▶ _Goal_
Extract the complete data exactly as given.
[begin Extracted material]
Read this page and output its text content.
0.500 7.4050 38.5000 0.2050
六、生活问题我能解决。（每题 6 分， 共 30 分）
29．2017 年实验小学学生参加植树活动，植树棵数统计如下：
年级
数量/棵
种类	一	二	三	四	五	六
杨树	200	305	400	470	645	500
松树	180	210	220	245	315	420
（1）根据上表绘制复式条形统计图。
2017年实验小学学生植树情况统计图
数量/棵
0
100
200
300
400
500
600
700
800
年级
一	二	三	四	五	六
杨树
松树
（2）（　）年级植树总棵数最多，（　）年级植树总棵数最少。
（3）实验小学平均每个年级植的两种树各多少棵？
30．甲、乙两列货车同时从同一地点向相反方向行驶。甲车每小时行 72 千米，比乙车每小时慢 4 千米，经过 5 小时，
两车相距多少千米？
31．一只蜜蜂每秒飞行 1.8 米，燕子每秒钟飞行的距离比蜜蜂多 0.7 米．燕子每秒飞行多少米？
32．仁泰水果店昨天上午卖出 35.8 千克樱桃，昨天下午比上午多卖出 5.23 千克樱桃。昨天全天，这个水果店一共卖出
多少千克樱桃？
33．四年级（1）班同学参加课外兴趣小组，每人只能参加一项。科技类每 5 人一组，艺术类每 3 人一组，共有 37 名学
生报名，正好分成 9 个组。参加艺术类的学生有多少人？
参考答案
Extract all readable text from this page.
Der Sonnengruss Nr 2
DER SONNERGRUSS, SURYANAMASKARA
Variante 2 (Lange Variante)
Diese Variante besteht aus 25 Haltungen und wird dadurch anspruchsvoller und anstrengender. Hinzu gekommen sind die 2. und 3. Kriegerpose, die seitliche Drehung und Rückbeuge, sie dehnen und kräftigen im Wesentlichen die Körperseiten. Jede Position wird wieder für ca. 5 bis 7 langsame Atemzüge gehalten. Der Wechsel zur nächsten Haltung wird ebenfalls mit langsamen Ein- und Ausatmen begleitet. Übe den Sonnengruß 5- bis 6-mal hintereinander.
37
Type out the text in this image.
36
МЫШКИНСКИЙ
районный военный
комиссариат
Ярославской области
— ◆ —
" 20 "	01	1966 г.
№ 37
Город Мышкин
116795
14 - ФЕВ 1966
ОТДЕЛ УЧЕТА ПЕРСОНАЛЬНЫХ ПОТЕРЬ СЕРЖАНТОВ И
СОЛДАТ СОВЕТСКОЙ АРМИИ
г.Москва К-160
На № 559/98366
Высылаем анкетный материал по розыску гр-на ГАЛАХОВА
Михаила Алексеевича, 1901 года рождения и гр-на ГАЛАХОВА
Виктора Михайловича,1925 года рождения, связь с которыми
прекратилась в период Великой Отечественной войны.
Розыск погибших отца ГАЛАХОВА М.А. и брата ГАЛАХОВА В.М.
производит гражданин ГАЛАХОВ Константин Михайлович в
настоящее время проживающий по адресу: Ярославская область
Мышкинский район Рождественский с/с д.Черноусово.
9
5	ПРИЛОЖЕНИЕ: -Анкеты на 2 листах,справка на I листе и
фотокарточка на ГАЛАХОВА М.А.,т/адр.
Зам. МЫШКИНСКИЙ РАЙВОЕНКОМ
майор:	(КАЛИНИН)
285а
[end Extracted material]
▶ _Output of the exercise_
Read this page and output its text content.
0.500 7.4050 38.5000 0.2050
六、生活问题我能解决。（每题 6 分， 共 30 分）
29．2017 年实验小学学生参加植树活动，植树棵数统计如下：
年级
数量/棵
种类	一	二	三	四	五	六
杨树	200	305	400	470	645	500
松树	180	210	220	245	315	420
（1）根据上表绘制复式条形统计图。
2017年实验小学学生植树情况统计图
数量/棵
0
100
200
300
400
500
600
700
800
年级
一	二	三	四	五	六
杨树
松树
（2）（　）年级植树总棵数最多，（　）年级植树总棵数最少。
（3）实验小学平均每个年级植的两种树各多少棵？
30．甲、乙两列货车同时从同一地点向相反方向行驶。甲车每小时行 72 千米，比乙车每小时慢 4 千米，经过 5 小时，
两车相距多少千米？
31．一只蜜蜂每秒飞行 1.8 米，燕子每秒钟飞行的距离比蜜蜂多 0.7 米．燕子每秒飞行多少米？
32．仁泰水果店昨天上午卖出 35.8 千克樱桃，昨天下午比上午多卖出 5.23 千克樱桃。昨天全天，这个水果店一共卖出
多少千克樱桃？
33．四年级（1）班同学参加课外兴趣小组，每人只能参加一项。科技类每 5 人一组，艺术类每 3 人一组，共有 37 名学
生报名，正好分成 9 个组。参加艺术类的学生有多少人？
参考答案
Extract all readable text from this page.
Der Sonnengruss Nr 2
DER SONNERGRUSS, SURYANAMASKARA
Variante 2 (Lange Variante)
Diese Variante besteht aus 25 Haltungen und wird dadurch anspruchsvoller und anstrengender. Hinzu gekommen sind die 2. und 3. Kriegerpose, die seitliche Drehung und Rückbeuge, sie dehnen und kräftigen im Wesentlichen die Körperseiten. Jede Position wird wieder für ca. 5 bis 7 langsame Atemzüge gehalten. Der Wechsel zur nächsten Haltung wird ebenfalls mit langsamen Ein- und Ausatmen begleitet. Übe den Sonnengruß 5- bis 6-mal hintereinander.
37
Type out the text in this image.
36
МЫШКИНСКИЙ
районный военный
комиссариат
Ярославской области
— ◆ —
" 20 "	01	1966 г.
№ 37
Город Мышкин
116795
14 - ФЕВ 1966
ОТДЕЛ УЧЕТА ПЕРСОНАЛЬНЫХ ПОТЕРЬ СЕРЖАНТОВ И
СОЛДАТ СОВЕТСКОЙ АРМИИ
г.Москва К-160
На № 559/98366
Высылаем анкетный материал по розыску гр-на ГАЛАХОВА
Михаила Алексеевича, 1901 года рождения и гр-на ГАЛАХОВА
Виктора Михайловича,1925 года рождения, связь с которыми
прекратилась в период Великой Отечественной войны.
Розыск погибших отца ГАЛАХОВА М.А. и брата ГАЛАХОВА В.М.
производит гражданин ГАЛАХОВ Константин Михайлович в
настоящее время проживающий по адресу: Ярославская область
Мышкинский район Рождественский с/с д.Черноусово.
9
5	ПРИЛОЖЕНИЕ: -Анкеты на 2 листах,справка на I листе и
фотокарточка на ГАЛАХОВА М.А.,т/адр.
Зам. МЫШКИНСКИЙ РАЙВОЕНКОМ
майор:	(КАЛИНИН)
285а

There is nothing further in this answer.